Una las categorías conceptuales imprescindible para poder comprender la realidad es el colonialismo, con todas sus derivadas históricas. Sin embargo, existe una construcción intelectual y política, aparentemente incuestionable, que sostiene que los procesos de descolonización e independencia acabaron con la dominación colonial sobre el terreno, un relato tan poderoso que hace difícil incluso plantear debates alternativos.

No hay duda de que cada momento histórico, político y económico es diferente en sí mismo, de manera que la etapa colonial, con los rasgos específicos que la conformaron, abarcó un período muy concreto en la historia reciente. Pero sin comprender la continuidad histórica de este proceso de opresión y dominación mediante la permanencia de sofisticadas estructuras de poder neocolonial, seremos incapaces de entender correctamente nuestro presente. Con frecuencia, incluso, estas nuevas formas de dominación colonial contemporánea en nada se diferencian a las más etapas sangrientas que los países europeos llevaron a cabo durante décadas. De esta forma, existe una continuidad histórica entre la etapa de colonialismo imperial hasta la actualidad, particularmente en las consecuencias obtenidas, si bien se muestra de maneras distintas.

Nuevo colonialismo y nuevas formas de dominación

El nuevo colonialismo moderno adopta nuevas formas de dominación que alcanzan al núcleo de los países y las sociedades, llegando más allá de las dimensiones económicas, políticas y comerciales que todos conocemos, para penetrar profundamente en las instituciones, en las formas de subsistencia e incluso decidiendo sobre el futuro, la vida y el sufrimiento de las gentes. Hablamos de un neocolonialismo invasivo, adaptado a la nueva realidad histórica, pero con componentes de dominación tan eficaces como los que tuvo en la etapa en la que alcanzó su plenitud. Al mismo tiempo, la emergencia de movimientos políticos autoritarios que, en algunos casos, conectan con los postulados de un neofascismo, tienen entre sus componentes la reivindicación de las etapas imperiales junto a una visión subalterna hacia aquellos países que, en su día, fueron territorios colonizados. Pero la defensa del pasado colonial no es exclusiva de políticos de la ultraderecha o nostálgicos del fascismo, sino que también se mantiene en otros muchos espacios, como la universidad, las empresas y los programas promovidos desde numerosas instituciones internacionales, tomando cuerpo posteriormente en artículos, campañas publicitarias, informes y políticas donde perviven sus postulados. Como bien señala Boaventura de Sousa, más que un regreso, la realidad es que el colonialismo nunca ha dejado de existir entre nosotros (Santos, 2019). Pensemos, por ejemplo, en la invasión de los Estados Unidos en Irak, en el año 2003, cuando a los pocos meses de arrasar militarmente, el país el ejército ocupante nombró, como administrador, a Paul Bremer, con el cargo de claras referencias coloniales de procónsul, para gestionar el país como si de una empresa propiedad de los norteamericanos se tratara.

####

EJERCICIOS:
**1.** Según el texto sobre el colonialismo, ¿en qué formas toman cuerpo posteriormente los postulados de la defensa del pasado colonial? Enuméralas todas.
**2.** Retoma el texto sobre el colonialismo a partir de su última oración y continúalo con un párrafo en el mismo estilo.

SECCIÓN DE DATOS:
####

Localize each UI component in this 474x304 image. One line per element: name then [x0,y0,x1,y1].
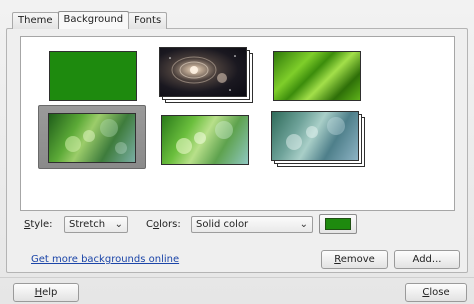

####

RESPUESTAS:
**1.**
- Artículos
- Campañas publicitarias
- Informes
- Políticas

**2.**
Diferentes investigaciones, entre las que destacan los trabajos de los profesores William Easterly y Ross Levine, han demostrado cómo aquellos países que fueron asentamientos coloniales arrastran más bajos niveles de desarrollo, a diferencia de aquellos otros que no tuvieron esa presencia colonial, debido a la intensidad de los procesos extractivos impulsados por sus metrópolis (Easterly y Levine, 2012, p. 3). Al mismo tiempo, la extensión y profundidad de los procesos de dominación colonial que se llevaron a cabo han perdurado con el tiempo, manteniéndose relaciones de subordinación duraderas con los países europeos que los dominaron hasta la actualidad, aunque con formas nuevas y mucho más sofisticadas. Como destacan Easterly y Levine, “los asentamientos europeos establecieron instituciones políticas extractivas con efectos adversos duraderos en el desarrollo económico” en sus antiguas colonias (ibíd, p. 24). Estos resultados desfavorables perduran hasta nuestros días, al igual que muchas de las estructuras políticas de dependencia y sumisión, aunque en la actualidad, con un elevado grado de sofisticación técnica y jurídica.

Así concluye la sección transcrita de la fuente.